Task objective ▸
Identify each line holding the string "from" and copy it.

(Dataset records)
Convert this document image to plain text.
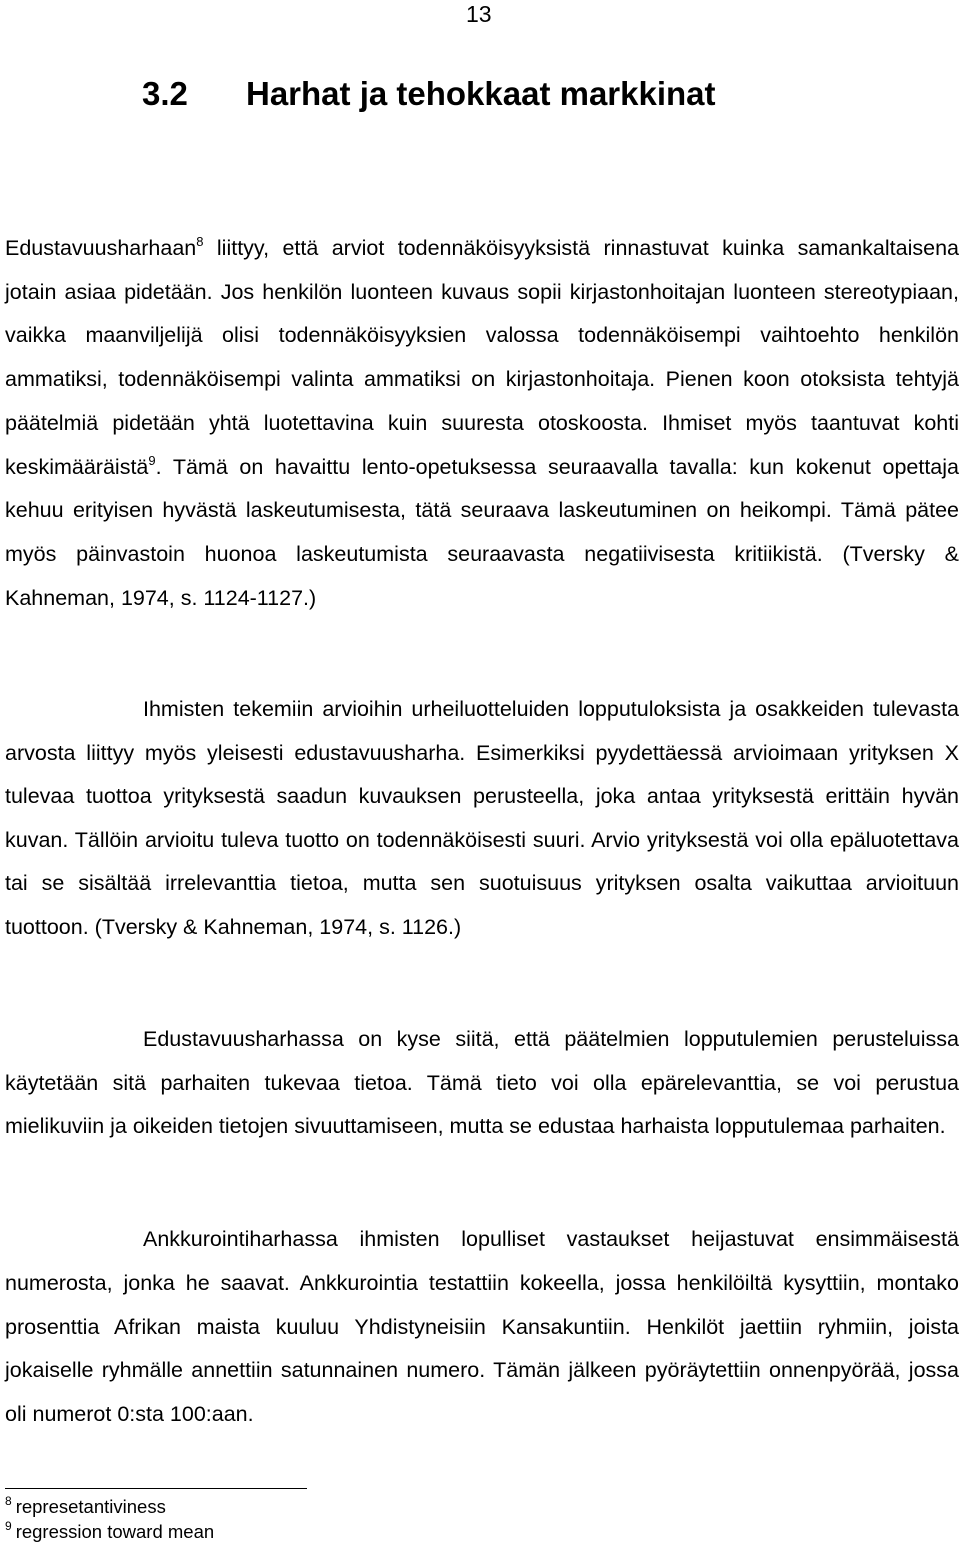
13
3.2 Harhat ja tehokkaat markkinat

Edustavuusharhaan$^8$ liittyy, että arviot todennäköisyyksistä rinnastuvat kuinka samankaltaisena jotain asiaa pidetään. Jos henkilön luonteen kuvaus sopii kirjastonhoitajan luonteen stereotypiaan, vaikka maanviljelijä olisi todennäköisyyksien valossa todennäköisempi vaihtoehto henkilön ammatiksi, todennäköisempi valinta ammatiksi on kirjastonhoitaja. Pienen koon otoksista tehtyjä päätelmiä pidetään yhtä luotettavina kuin suuresta otoskoosta. Ihmiset myös taantuvat kohti keskimääräistä$^9$. Tämä on havaittu lento-opetuksessa seuraavalla tavalla: kun kokenut opettaja kehuu erityisen hyvästä laskeutumisesta, tätä seuraava laskeutuminen on heikompi. Tämä pätee myös päinvastoin huonoa laskeutumista seuraavasta negatiivisesta kritiikistä. (Tversky & Kahneman, 1974, s. 1124-1127.)

Ihmisten tekemiin arvioihin urheiluotteluiden lopputuloksista ja osakkeiden tulevasta arvosta liittyy myös yleisesti edustavuusharha. Esimerkiksi pyydettäessä arvioimaan yrityksen X tulevaa tuottoa yrityksestä saadun kuvauksen perusteella, joka antaa yrityksestä erittäin hyvän kuvan. Tällöin arvioitu tuleva tuotto on todennäköisesti suuri. Arvio yrityksestä voi olla epäluotettava tai se sisältää irrelevanttia tietoa, mutta sen suotuisuus yrityksen osalta vaikuttaa arvioituun tuottoon. (Tversky & Kahneman, 1974, s. 1126.)

Edustavuusharhassa on kyse siitä, että päätelmien lopputulemien perusteluissa käytetään sitä parhaiten tukevaa tietoa. Tämä tieto voi olla epärelevanttia, se voi perustua mielikuviin ja oikeiden tietojen sivuuttamiseen, mutta se edustaa harhaista lopputulemaa parhaiten.

Ankkurointiharhassa ihmisten lopulliset vastaukset heijastuvat ensimmäisestä numerosta, jonka he saavat. Ankkurointia testattiin kokeella, jossa henkilöiltä kysyttiin, montako prosenttia Afrikan maista kuuluu Yhdistyneisiin Kansakuntiin. Henkilöt jaettiin ryhmiin, joista jokaiselle ryhmälle annettiin satunnainen numero. Tämän jälkeen pyöräytettiin onnenpyörää, jossa oli numerot 0:sta 100:aan.

$^8$ represetantiviness

$^9$ regression toward mean
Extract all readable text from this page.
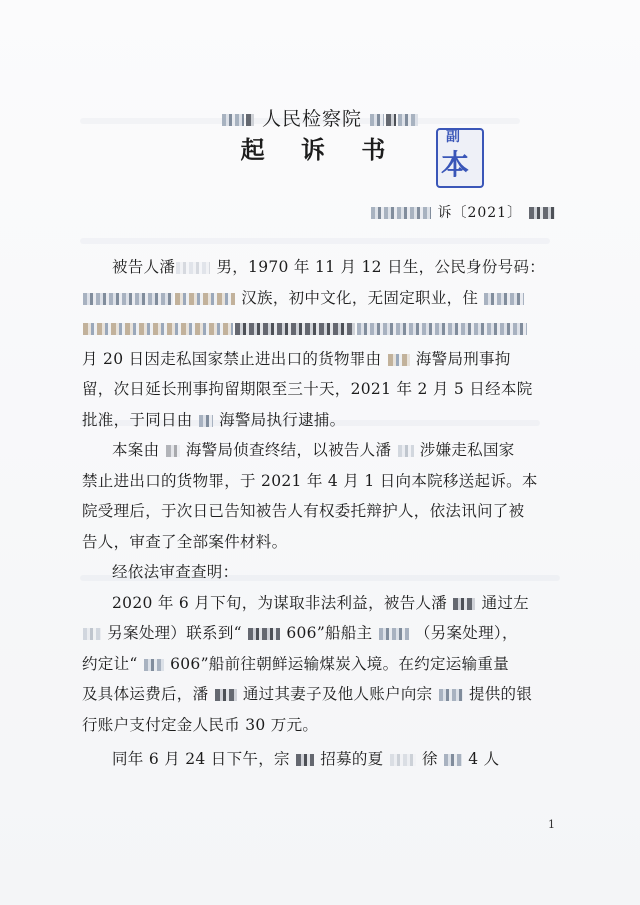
人民检察院
起 诉 书	副
本
诉〔2021〕
被告人潘	男，1970 年 11 月 12 日生，公民身份号码：
汉族，初中文化，无固定职业，住
月 20 日因走私国家禁止进出口的货物罪由 海警局刑事拘
留，次日延长刑事拘留期限至三十天，2021 年 2 月 5 日经本院
批准，于同日由 海警局执行逮捕。
本案由 海警局侦查终结，以被告人潘 涉嫌走私国家
禁止进出口的货物罪，于 2021 年 4 月 1 日向本院移送起诉。本
院受理后，于次日已告知被告人有权委托辩护人，依法讯问了被
告人，审查了全部案件材料。
经依法审查查明：
2020 年 6 月下旬，为谋取非法利益，被告人潘 通过左
另案处理）联系到“	606”船船主	（另案处理），
约定让“ 606”船前往朝鲜运输煤炭入境。在约定运输重量
及具体运费后，潘 通过其妻子及他人账户向宗 提供的银
行账户支付定金人民币 30 万元。
同年 6 月 24 日下午，宗 招募的夏 徐 4 人
1
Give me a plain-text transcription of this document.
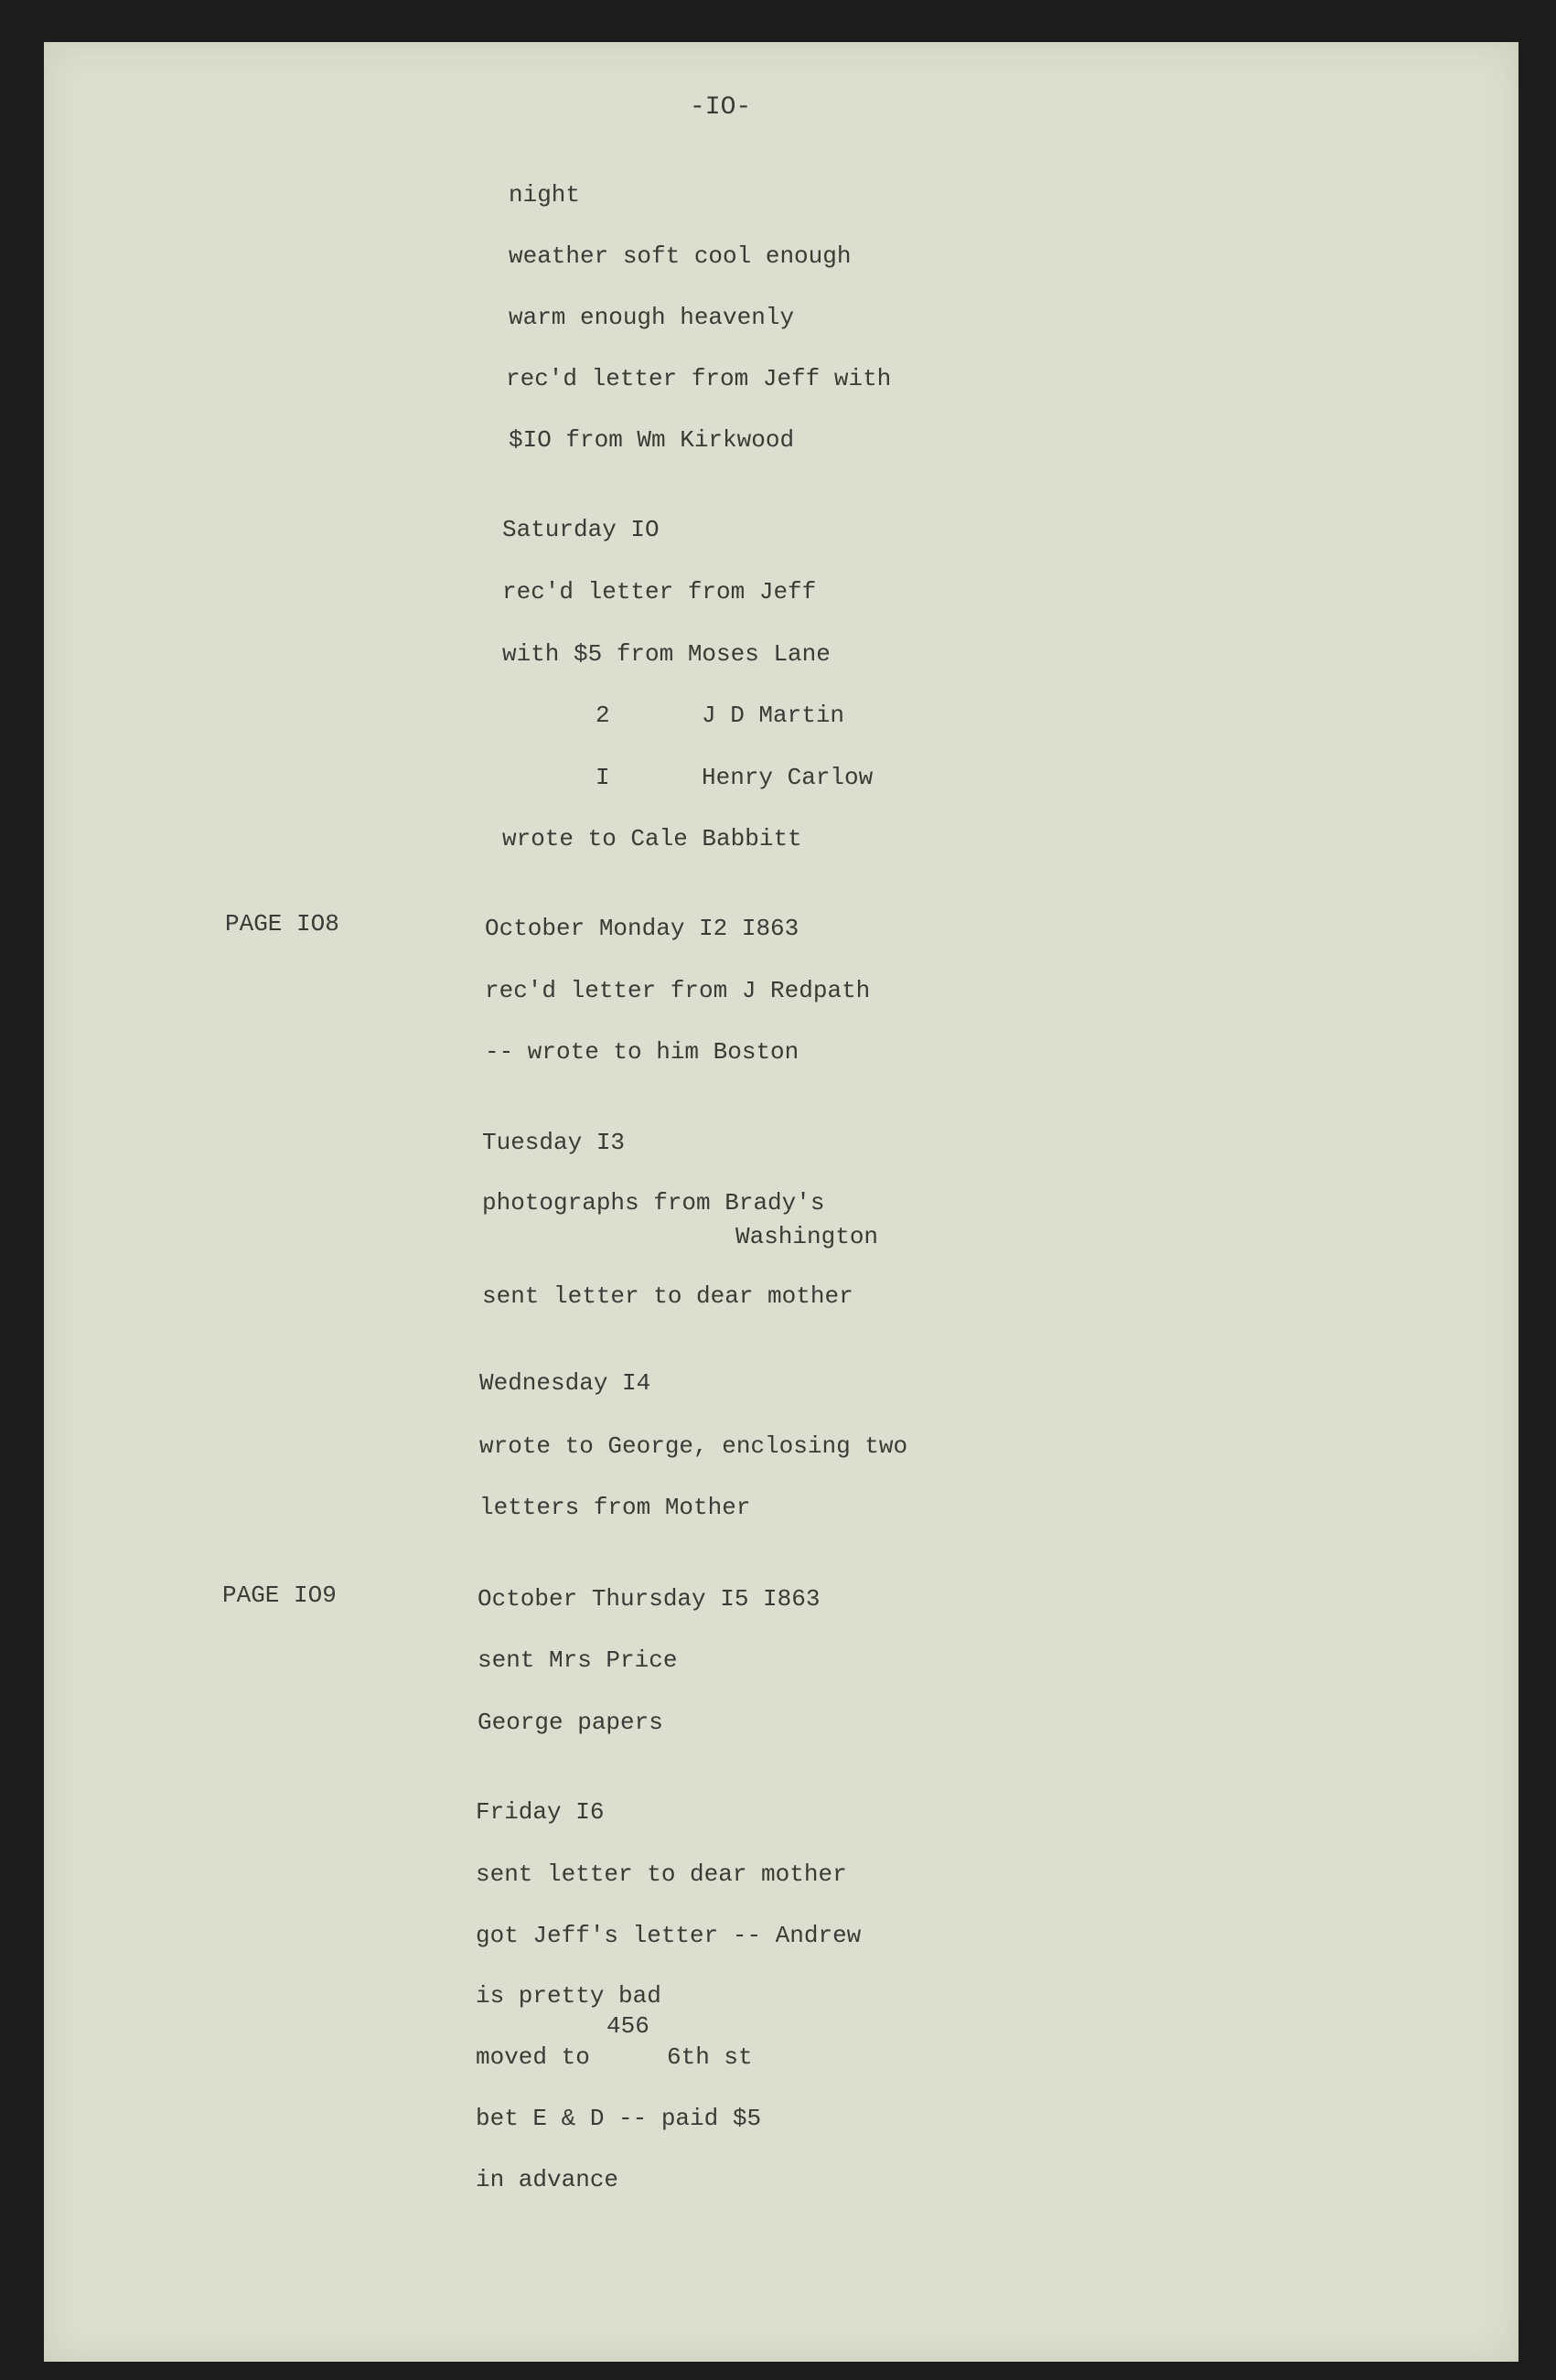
-IO-
night
weather soft cool enough
warm enough heavenly
rec'd letter from Jeff with
$IO from Wm Kirkwood
Saturday IO
rec'd letter from Jeff
with $5 from Moses Lane
2	J D Martin
I	Henry Carlow
wrote to Cale Babbitt
PAGE IO8	October Monday I2 I863
rec'd letter from J Redpath
-- wrote to him Boston
Tuesday I3
photographs from Brady's
Washington
sent letter to dear mother
Wednesday I4
wrote to George, enclosing two
letters from Mother
PAGE IO9	October Thursday I5 I863
sent Mrs Price
George papers
Friday I6
sent letter to dear mother
got Jeff's letter -- Andrew
is pretty bad
456
moved to	6th st
bet E & D -- paid $5
in advance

Task output ▸
Extract all readable text from this page.
rec'd letter from Jeff with
$IO from Wm Kirkwood
rec'd letter from Jeff
with $5 from Moses Lane
rec'd letter from J Redpath
photographs from Brady's
letters from Mother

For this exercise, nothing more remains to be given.